Records from a data source
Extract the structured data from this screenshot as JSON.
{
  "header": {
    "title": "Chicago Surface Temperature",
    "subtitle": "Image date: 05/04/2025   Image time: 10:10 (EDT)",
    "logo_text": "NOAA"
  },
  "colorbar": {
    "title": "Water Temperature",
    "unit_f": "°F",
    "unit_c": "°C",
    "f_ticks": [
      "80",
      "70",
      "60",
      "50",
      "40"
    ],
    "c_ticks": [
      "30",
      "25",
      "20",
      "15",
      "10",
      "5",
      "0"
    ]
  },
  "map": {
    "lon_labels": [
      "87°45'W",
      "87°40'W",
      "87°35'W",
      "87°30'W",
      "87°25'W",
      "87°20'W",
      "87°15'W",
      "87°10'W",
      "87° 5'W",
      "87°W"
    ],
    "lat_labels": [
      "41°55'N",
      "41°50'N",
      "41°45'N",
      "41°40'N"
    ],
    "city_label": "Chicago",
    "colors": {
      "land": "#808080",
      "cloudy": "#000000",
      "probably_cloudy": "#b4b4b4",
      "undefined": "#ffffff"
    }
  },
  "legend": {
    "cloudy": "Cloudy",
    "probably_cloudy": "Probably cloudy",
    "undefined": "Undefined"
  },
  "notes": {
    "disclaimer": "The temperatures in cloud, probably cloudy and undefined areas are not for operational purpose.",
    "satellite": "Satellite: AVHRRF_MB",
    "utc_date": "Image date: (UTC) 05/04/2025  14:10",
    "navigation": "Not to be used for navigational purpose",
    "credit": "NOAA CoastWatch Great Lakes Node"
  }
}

◆ **Directions**:
Search the listing for the string "Chicago". Copy each line where it turns up.

◆ **Solution below**:
    "title": "Chicago Surface Temperature",
    "city_label": "Chicago",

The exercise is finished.